EXERCISE OBJECTIVE - Go over the entries below line by line, copying each one that contains the word "stlačte".

RECORD EXCERPTS -
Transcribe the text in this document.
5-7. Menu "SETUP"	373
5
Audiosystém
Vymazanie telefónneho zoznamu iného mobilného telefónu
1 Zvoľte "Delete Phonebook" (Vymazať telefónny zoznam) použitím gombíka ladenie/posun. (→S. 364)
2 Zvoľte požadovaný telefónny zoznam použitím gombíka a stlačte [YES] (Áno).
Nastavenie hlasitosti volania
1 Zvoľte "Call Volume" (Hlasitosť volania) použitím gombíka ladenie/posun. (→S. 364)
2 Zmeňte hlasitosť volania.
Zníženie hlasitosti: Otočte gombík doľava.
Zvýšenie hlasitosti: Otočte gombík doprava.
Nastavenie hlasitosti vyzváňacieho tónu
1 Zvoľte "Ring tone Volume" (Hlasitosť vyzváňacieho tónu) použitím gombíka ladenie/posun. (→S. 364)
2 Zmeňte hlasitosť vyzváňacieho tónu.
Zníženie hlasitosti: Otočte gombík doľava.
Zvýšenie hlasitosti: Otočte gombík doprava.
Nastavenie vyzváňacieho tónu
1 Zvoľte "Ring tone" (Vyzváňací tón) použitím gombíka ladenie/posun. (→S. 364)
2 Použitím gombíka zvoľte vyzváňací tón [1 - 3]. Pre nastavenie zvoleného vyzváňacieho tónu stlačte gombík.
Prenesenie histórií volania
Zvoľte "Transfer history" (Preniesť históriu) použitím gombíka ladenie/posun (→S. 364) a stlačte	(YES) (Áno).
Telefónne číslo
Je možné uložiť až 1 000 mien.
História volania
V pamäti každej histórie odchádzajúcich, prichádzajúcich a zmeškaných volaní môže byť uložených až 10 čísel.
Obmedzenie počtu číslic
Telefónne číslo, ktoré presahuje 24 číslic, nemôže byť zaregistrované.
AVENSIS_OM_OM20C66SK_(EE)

ANSWER FOR THE TASK -
2 Zvoľte požadovaný telefónny zoznam použitím gombíka a stlačte [YES] (Áno).
2 Použitím gombíka zvoľte vyzváňací tón [1 - 3]. Pre nastavenie zvoleného vyzváňacieho tónu stlačte gombík.
Zvoľte "Transfer history" (Preniesť históriu) použitím gombíka ladenie/posun (→S. 364) a stlačte	(YES) (Áno).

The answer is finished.